* _Job_
Write each line out again exactly as written.

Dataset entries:
.....

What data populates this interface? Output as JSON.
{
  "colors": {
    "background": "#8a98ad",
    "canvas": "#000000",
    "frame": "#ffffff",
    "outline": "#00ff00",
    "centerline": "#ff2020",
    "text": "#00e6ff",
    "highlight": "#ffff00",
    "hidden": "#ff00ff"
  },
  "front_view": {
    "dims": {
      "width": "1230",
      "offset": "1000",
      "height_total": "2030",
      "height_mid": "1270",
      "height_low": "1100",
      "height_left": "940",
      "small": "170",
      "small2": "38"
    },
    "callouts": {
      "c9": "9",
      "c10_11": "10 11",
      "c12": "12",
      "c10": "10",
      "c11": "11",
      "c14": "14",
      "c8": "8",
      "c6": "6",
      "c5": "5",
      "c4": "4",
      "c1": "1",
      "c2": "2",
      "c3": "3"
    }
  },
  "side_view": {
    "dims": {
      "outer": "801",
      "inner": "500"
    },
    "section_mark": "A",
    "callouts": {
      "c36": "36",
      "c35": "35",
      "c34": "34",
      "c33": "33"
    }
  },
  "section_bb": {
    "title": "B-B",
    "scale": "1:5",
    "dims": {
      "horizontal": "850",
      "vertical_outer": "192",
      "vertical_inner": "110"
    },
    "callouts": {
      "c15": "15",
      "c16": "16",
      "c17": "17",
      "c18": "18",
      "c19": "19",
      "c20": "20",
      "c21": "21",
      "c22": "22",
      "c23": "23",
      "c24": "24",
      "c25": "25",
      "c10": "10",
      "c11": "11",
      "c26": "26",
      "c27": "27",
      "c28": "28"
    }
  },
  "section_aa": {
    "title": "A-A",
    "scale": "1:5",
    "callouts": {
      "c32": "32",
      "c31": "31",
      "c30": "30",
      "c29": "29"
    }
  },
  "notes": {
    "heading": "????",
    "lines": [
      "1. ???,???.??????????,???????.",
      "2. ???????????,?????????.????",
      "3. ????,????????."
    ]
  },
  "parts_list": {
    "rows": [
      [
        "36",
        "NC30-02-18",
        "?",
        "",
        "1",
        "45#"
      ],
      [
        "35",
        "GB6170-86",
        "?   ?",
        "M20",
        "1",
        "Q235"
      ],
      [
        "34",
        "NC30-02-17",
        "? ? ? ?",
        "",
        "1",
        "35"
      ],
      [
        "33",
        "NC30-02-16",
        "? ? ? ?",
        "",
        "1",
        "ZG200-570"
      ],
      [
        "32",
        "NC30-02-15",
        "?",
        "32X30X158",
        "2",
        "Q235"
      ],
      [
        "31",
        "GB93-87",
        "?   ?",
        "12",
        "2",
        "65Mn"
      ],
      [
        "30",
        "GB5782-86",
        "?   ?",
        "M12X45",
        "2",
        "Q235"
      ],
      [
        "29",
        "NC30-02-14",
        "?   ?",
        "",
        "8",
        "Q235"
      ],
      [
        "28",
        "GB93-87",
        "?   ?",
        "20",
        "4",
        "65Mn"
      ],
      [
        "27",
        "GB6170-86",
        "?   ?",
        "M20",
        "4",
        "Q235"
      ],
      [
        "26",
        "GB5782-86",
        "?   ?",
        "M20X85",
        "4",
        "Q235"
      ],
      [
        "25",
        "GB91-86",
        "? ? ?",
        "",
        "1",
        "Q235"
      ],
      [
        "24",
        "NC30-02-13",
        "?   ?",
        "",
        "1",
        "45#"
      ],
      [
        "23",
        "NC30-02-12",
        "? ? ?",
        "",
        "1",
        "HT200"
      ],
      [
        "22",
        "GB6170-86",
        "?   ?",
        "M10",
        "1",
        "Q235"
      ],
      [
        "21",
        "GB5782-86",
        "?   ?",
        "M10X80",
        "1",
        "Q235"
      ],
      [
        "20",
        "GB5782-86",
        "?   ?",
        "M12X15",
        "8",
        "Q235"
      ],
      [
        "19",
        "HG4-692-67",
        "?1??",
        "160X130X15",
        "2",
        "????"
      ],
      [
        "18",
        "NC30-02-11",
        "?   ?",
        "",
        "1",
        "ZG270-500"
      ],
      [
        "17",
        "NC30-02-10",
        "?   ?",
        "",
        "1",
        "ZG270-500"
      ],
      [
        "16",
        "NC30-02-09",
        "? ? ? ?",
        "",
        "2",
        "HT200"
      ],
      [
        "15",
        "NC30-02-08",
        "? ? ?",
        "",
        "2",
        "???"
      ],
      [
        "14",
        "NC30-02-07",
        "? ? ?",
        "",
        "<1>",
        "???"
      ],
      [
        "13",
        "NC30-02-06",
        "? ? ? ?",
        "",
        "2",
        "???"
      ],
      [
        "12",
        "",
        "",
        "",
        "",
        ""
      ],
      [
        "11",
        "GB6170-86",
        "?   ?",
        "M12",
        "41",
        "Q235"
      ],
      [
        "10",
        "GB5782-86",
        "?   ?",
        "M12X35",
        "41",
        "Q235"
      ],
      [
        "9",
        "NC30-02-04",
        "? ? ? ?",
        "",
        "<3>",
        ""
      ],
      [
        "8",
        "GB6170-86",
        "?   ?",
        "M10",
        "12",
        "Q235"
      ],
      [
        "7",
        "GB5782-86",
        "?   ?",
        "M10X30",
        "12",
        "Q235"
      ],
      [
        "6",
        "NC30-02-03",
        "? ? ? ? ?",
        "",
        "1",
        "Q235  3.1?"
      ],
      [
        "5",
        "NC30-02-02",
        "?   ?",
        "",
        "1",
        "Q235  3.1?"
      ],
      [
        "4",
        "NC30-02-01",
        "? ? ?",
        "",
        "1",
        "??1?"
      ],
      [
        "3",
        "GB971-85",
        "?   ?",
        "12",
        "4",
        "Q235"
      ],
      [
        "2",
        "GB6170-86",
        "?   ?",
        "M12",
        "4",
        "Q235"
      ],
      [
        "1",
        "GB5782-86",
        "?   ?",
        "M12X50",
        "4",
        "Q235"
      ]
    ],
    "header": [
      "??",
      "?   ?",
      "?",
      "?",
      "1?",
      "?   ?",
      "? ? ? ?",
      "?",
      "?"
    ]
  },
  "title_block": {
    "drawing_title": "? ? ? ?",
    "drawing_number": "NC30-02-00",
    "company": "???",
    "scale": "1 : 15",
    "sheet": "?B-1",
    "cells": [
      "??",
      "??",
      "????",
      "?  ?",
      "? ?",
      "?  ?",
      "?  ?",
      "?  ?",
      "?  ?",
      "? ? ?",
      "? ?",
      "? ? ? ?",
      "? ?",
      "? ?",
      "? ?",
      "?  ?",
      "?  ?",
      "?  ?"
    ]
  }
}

.....

* _Answer for this exercise_
What data populates this interface? Output as JSON.
{
  "colors": {
    "background": "#8a98ad",
    "canvas": "#000000",
    "frame": "#ffffff",
    "outline": "#00ff00",
    "centerline": "#ff2020",
    "text": "#00e6ff",
    "highlight": "#ffff00",
    "hidden": "#ff00ff"
  },
  "front_view": {
    "dims": {
      "width": "1230",
      "offset": "1000",
      "height_total": "2030",
      "height_mid": "1270",
      "height_low": "1100",
      "height_left": "940",
      "small": "170",
      "small2": "38"
    },
    "callouts": {
      "c9": "9",
      "c10_11": "10 11",
      "c12": "12",
      "c10": "10",
      "c11": "11",
      "c14": "14",
      "c8": "8",
      "c6": "6",
      "c5": "5",
      "c4": "4",
      "c1": "1",
      "c2": "2",
      "c3": "3"
    }
  },
  "side_view": {
    "dims": {
      "outer": "801",
      "inner": "500"
    },
    "section_mark": "A",
    "callouts": {
      "c36": "36",
      "c35": "35",
      "c34": "34",
      "c33": "33"
    }
  },
  "section_bb": {
    "title": "B-B",
    "scale": "1:5",
    "dims": {
      "horizontal": "850",
      "vertical_outer": "192",
      "vertical_inner": "110"
    },
    "callouts": {
      "c15": "15",
      "c16": "16",
      "c17": "17",
      "c18": "18",
      "c19": "19",
      "c20": "20",
      "c21": "21",
      "c22": "22",
      "c23": "23",
      "c24": "24",
      "c25": "25",
      "c10": "10",
      "c11": "11",
      "c26": "26",
      "c27": "27",
      "c28": "28"
    }
  },
  "section_aa": {
    "title": "A-A",
    "scale": "1:5",
    "callouts": {
      "c32": "32",
      "c31": "31",
      "c30": "30",
      "c29": "29"
    }
  },
  "notes": {
    "heading": "????",
    "lines": [
      "1. ???,???.??????????,???????.",
      "2. ???????????,?????????.????",
      "3. ????,????????."
    ]
  },
  "parts_list": {
    "rows": [
      [
        "36",
        "NC30-02-18",
        "?",
        "",
        "1",
        "45#"
      ],
      [
        "35",
        "GB6170-86",
        "?   ?",
        "M20",
        "1",
        "Q235"
      ],
      [
        "34",
        "NC30-02-17",
        "? ? ? ?",
        "",
        "1",
        "35"
      ],
      [
        "33",
        "NC30-02-16",
        "? ? ? ?",
        "",
        "1",
        "ZG200-570"
      ],
      [
        "32",
        "NC30-02-15",
        "?",
        "32X30X158",
        "2",
        "Q235"
      ],
      [
        "31",
        "GB93-87",
        "?   ?",
        "12",
        "2",
        "65Mn"
      ],
      [
        "30",
        "GB5782-86",
        "?   ?",
        "M12X45",
        "2",
        "Q235"
      ],
      [
        "29",
        "NC30-02-14",
        "?   ?",
        "",
        "8",
        "Q235"
      ],
      [
        "28",
        "GB93-87",
        "?   ?",
        "20",
        "4",
        "65Mn"
      ],
      [
        "27",
        "GB6170-86",
        "?   ?",
        "M20",
        "4",
        "Q235"
      ],
      [
        "26",
        "GB5782-86",
        "?   ?",
        "M20X85",
        "4",
        "Q235"
      ],
      [
        "25",
        "GB91-86",
        "? ? ?",
        "",
        "1",
        "Q235"
      ],
      [
        "24",
        "NC30-02-13",
        "?   ?",
        "",
        "1",
        "45#"
      ],
      [
        "23",
        "NC30-02-12",
        "? ? ?",
        "",
        "1",
        "HT200"
      ],
      [
        "22",
        "GB6170-86",
        "?   ?",
        "M10",
        "1",
        "Q235"
      ],
      [
        "21",
        "GB5782-86",
        "?   ?",
        "M10X80",
        "1",
        "Q235"
      ],
      [
        "20",
        "GB5782-86",
        "?   ?",
        "M12X15",
        "8",
        "Q235"
      ],
      [
        "19",
        "HG4-692-67",
        "?1??",
        "160X130X15",
        "2",
        "????"
      ],
      [
        "18",
        "NC30-02-11",
        "?   ?",
        "",
        "1",
        "ZG270-500"
      ],
      [
        "17",
        "NC30-02-10",
        "?   ?",
        "",
        "1",
        "ZG270-500"
      ],
      [
        "16",
        "NC30-02-09",
        "? ? ? ?",
        "",
        "2",
        "HT200"
      ],
      [
        "15",
        "NC30-02-08",
        "? ? ?",
        "",
        "2",
        "???"
      ],
      [
        "14",
        "NC30-02-07",
        "? ? ?",
        "",
        "<1>",
        "???"
      ],
      [
        "13",
        "NC30-02-06",
        "? ? ? ?",
        "",
        "2",
        "???"
      ],
      [
        "12",
        "",
        "",
        "",
        "",
        ""
      ],
      [
        "11",
        "GB6170-86",
        "?   ?",
        "M12",
        "41",
        "Q235"
      ],
      [
        "10",
        "GB5782-86",
        "?   ?",
        "M12X35",
        "41",
        "Q235"
      ],
      [
        "9",
        "NC30-02-04",
        "? ? ? ?",
        "",
        "<3>",
        ""
      ],
      [
        "8",
        "GB6170-86",
        "?   ?",
        "M10",
        "12",
        "Q235"
      ],
      [
        "7",
        "GB5782-86",
        "?   ?",
        "M10X30",
        "12",
        "Q235"
      ],
      [
        "6",
        "NC30-02-03",
        "? ? ? ? ?",
        "",
        "1",
        "Q235  3.1?"
      ],
      [
        "5",
        "NC30-02-02",
        "?   ?",
        "",
        "1",
        "Q235  3.1?"
      ],
      [
        "4",
        "NC30-02-01",
        "? ? ?",
        "",
        "1",
        "??1?"
      ],
      [
        "3",
        "GB971-85",
        "?   ?",
        "12",
        "4",
        "Q235"
      ],
      [
        "2",
        "GB6170-86",
        "?   ?",
        "M12",
        "4",
        "Q235"
      ],
      [
        "1",
        "GB5782-86",
        "?   ?",
        "M12X50",
        "4",
        "Q235"
      ]
    ],
    "header": [
      "??",
      "?   ?",
      "?",
      "?",
      "1?",
      "?   ?",
      "? ? ? ?",
      "?",
      "?"
    ]
  },
  "title_block": {
    "drawing_title": "? ? ? ?",
    "drawing_number": "NC30-02-00",
    "company": "???",
    "scale": "1 : 15",
    "sheet": "?B-1",
    "cells": [
      "??",
      "??",
      "????",
      "?  ?",
      "? ?",
      "?  ?",
      "?  ?",
      "?  ?",
      "?  ?",
      "? ? ?",
      "? ?",
      "? ? ? ?",
      "? ?",
      "? ?",
      "? ?",
      "?  ?",
      "?  ?",
      "?  ?"
    ]
  }
}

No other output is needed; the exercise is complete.